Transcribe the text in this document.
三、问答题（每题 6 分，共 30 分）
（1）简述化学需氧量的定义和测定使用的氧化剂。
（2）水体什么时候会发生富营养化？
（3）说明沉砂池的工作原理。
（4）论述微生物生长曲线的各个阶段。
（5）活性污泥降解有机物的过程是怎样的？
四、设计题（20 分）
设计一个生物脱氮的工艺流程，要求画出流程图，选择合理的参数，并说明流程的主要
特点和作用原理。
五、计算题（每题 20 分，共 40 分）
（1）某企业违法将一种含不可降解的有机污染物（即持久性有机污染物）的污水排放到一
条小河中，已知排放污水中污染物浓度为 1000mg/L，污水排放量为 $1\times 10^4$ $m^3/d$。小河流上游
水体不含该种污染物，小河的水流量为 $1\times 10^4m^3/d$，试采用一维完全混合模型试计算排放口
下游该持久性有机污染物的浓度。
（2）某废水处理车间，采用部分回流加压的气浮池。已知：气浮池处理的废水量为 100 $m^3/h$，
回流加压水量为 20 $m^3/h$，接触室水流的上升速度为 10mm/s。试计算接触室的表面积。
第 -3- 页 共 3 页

________________________________________

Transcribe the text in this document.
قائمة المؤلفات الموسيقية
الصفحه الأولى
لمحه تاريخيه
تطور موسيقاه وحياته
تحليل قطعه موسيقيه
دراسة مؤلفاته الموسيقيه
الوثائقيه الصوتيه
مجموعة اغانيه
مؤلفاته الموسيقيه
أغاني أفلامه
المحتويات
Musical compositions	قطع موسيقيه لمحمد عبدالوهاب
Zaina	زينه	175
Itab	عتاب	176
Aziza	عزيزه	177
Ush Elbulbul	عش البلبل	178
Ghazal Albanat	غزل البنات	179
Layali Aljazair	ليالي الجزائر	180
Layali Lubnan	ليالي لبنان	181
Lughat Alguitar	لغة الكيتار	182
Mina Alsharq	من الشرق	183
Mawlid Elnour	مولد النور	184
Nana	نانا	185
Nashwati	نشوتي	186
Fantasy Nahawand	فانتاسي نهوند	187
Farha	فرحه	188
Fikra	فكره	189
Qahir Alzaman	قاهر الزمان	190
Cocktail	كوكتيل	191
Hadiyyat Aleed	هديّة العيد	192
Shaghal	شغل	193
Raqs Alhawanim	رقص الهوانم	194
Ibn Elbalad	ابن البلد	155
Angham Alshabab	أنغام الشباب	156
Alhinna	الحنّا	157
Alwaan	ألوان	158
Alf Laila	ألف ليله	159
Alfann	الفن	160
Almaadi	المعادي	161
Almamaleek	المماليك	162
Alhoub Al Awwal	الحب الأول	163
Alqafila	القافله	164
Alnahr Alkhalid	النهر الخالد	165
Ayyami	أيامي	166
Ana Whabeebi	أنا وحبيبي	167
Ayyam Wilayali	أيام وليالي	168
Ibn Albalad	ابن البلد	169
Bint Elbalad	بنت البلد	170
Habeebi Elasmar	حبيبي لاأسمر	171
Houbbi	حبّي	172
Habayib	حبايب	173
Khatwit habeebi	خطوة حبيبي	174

________________________________________

Go through the listing above and report how many of its lines contain the word "مؤلفاته", with only the number as output.

Final answer –
2